[Stored entries]
• • • • •
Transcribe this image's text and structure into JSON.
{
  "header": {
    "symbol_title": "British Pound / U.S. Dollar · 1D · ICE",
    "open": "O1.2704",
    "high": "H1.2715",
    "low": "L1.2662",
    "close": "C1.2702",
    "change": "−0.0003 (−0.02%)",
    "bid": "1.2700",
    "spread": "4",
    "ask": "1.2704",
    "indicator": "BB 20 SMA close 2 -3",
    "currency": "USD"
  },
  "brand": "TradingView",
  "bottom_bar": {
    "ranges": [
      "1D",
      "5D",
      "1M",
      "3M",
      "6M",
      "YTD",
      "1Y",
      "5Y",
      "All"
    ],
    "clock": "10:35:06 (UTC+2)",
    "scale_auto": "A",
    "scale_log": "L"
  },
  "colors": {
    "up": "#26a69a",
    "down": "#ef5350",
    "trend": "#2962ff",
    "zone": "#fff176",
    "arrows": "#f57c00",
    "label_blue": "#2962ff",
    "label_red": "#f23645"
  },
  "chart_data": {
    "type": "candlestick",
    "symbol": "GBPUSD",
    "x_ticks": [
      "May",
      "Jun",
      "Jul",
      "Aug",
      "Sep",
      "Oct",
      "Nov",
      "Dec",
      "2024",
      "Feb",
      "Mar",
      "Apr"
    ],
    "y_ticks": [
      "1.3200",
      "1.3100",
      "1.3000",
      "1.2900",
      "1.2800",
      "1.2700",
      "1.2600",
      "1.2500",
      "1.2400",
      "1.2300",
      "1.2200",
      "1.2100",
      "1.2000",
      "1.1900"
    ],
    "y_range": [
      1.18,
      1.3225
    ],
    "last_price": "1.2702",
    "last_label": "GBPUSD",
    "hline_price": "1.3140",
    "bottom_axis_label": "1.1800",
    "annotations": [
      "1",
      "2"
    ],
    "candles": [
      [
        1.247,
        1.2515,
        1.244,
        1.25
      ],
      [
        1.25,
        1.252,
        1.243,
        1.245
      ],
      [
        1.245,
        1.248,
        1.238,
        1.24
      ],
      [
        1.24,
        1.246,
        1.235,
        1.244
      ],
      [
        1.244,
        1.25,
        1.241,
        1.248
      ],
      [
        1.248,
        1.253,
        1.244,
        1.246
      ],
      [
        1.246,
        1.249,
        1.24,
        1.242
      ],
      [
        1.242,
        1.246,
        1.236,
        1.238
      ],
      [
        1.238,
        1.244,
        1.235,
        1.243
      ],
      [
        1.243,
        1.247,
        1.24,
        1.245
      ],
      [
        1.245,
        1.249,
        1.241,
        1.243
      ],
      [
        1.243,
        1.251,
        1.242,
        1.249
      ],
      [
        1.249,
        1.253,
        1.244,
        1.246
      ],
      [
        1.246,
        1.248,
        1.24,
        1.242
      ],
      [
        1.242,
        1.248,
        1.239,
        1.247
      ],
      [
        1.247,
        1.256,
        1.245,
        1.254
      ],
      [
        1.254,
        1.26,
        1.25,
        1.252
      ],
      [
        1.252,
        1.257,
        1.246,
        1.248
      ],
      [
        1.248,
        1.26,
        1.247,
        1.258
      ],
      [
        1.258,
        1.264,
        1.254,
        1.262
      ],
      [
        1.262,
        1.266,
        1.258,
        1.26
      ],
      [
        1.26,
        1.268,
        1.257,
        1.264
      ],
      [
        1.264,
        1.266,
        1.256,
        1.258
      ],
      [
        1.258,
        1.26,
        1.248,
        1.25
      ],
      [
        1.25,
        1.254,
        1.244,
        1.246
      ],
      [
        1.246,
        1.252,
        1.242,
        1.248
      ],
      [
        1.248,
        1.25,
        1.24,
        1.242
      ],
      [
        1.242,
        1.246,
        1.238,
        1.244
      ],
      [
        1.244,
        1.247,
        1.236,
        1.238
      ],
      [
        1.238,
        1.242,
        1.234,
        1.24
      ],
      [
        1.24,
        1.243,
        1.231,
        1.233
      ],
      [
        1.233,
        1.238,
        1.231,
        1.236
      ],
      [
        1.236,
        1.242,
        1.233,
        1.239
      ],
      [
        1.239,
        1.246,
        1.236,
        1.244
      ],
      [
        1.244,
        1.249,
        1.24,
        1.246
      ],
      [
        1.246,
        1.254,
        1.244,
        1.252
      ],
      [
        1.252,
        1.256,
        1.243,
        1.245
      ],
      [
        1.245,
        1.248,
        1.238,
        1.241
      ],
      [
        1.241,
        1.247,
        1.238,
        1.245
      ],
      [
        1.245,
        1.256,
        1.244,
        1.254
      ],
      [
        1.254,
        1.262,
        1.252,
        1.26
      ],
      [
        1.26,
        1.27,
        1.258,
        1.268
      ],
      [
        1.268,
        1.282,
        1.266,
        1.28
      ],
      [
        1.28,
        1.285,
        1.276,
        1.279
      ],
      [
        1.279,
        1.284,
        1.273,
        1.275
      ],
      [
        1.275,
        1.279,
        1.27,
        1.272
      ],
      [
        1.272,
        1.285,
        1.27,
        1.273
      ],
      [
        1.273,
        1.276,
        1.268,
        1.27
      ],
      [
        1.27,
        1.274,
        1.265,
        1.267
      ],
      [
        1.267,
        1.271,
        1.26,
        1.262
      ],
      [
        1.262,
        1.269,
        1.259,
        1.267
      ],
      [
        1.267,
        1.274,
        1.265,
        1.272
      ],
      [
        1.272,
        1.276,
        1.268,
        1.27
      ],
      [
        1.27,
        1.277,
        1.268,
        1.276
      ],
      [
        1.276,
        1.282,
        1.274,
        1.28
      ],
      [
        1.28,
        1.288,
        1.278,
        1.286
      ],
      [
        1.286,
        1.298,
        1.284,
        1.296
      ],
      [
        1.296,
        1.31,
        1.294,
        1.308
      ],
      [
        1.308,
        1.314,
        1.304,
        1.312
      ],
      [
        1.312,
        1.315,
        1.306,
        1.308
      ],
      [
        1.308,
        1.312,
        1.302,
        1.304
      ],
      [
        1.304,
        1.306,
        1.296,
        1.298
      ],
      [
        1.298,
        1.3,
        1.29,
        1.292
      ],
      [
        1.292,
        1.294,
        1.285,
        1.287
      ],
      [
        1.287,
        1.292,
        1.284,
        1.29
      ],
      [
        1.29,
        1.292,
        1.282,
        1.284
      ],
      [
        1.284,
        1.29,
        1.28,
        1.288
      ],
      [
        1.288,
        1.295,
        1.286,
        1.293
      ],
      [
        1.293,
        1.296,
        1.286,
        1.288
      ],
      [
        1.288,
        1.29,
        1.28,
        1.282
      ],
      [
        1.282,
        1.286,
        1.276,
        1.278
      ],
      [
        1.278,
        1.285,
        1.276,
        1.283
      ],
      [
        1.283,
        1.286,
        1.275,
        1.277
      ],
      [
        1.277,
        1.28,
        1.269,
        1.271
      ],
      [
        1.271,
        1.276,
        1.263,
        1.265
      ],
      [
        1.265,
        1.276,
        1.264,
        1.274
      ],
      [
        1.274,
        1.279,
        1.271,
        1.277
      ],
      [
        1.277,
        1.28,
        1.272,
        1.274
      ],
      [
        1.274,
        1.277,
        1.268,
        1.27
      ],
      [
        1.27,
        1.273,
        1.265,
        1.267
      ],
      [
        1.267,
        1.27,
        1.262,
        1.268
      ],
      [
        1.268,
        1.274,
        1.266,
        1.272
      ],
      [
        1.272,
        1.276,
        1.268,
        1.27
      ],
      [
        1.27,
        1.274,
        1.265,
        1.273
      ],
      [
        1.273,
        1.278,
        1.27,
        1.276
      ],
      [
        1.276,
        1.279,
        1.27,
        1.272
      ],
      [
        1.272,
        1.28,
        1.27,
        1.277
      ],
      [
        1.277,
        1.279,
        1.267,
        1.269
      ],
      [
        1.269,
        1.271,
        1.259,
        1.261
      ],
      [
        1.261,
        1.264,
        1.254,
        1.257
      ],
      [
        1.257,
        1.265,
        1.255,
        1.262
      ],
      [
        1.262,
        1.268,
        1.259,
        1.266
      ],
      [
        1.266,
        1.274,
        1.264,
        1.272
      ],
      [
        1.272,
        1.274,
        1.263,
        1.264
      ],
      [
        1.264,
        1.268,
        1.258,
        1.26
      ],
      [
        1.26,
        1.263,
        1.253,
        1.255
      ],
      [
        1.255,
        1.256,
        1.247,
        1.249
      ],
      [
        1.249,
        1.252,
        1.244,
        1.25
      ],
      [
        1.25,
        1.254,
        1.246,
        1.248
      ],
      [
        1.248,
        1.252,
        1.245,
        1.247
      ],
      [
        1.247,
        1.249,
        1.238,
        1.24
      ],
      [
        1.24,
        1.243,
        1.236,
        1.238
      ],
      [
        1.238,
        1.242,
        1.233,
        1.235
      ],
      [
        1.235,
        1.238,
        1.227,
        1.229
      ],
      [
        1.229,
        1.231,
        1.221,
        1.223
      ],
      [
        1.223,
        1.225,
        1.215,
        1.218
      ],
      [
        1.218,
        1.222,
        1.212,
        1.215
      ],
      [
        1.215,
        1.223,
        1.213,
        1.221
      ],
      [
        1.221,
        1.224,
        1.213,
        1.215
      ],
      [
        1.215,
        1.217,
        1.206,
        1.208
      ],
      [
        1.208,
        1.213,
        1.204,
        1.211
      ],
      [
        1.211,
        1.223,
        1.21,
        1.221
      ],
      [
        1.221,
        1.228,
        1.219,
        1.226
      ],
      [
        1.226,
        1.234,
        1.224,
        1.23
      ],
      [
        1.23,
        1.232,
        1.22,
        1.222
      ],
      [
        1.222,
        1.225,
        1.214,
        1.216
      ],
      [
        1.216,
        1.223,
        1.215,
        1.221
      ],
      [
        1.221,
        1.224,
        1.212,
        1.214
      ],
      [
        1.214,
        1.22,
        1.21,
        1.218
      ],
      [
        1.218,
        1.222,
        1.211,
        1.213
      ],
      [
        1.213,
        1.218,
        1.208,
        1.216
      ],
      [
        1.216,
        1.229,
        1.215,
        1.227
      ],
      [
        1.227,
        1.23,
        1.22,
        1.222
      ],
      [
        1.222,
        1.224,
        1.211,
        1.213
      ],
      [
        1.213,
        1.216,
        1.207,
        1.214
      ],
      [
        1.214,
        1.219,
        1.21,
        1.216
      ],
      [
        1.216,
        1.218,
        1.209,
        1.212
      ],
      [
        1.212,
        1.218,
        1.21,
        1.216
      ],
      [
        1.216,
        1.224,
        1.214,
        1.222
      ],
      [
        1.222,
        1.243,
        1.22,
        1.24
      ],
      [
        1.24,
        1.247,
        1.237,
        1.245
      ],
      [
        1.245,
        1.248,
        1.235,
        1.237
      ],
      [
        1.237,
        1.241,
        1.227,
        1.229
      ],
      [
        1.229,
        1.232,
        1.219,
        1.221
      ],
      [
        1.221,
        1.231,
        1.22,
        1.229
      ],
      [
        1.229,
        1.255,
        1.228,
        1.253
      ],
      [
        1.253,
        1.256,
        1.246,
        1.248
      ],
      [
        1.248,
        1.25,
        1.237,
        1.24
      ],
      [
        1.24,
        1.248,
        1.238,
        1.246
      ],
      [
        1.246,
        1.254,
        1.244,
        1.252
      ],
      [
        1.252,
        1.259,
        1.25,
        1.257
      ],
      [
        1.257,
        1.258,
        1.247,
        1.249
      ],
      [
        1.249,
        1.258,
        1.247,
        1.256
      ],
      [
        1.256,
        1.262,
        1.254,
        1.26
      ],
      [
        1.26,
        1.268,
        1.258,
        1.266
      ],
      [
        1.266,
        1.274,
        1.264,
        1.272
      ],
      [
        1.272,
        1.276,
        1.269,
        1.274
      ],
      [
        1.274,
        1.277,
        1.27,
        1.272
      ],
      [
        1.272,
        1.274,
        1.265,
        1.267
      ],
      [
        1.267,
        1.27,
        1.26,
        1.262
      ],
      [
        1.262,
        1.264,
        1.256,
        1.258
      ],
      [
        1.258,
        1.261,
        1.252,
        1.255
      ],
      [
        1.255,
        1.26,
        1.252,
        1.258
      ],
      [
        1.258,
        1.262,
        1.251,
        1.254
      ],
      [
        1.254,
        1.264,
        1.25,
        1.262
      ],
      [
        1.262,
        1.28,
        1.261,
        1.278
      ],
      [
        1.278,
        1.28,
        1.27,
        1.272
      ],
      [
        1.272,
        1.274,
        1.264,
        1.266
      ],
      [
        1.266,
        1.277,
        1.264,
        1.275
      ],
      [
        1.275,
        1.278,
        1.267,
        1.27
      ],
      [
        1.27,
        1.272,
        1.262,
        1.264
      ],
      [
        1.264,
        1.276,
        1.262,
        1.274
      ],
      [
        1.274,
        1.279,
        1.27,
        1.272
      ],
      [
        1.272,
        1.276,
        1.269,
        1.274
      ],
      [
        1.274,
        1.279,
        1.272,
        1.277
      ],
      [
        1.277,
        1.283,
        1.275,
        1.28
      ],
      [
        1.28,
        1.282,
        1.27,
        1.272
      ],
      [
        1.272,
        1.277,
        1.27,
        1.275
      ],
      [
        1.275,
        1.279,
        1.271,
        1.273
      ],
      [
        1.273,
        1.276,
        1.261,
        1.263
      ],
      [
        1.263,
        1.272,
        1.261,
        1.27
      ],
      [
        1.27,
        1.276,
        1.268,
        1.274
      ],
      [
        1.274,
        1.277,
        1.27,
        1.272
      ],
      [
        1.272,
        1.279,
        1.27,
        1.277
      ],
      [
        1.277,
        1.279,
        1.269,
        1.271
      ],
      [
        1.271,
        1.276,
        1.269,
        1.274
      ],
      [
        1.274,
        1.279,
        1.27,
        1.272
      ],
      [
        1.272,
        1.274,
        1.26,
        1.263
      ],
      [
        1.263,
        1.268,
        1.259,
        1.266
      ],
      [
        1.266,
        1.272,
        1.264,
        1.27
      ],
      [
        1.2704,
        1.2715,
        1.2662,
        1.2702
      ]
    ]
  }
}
• • • • •
YOUR OBJECTIVE
Read the data above. Pull out each line in which the string "close" appears.

SOLVED EXERCISE
    "close": "C1.2702",
    "indicator": "BB 20 SMA close 2 -3",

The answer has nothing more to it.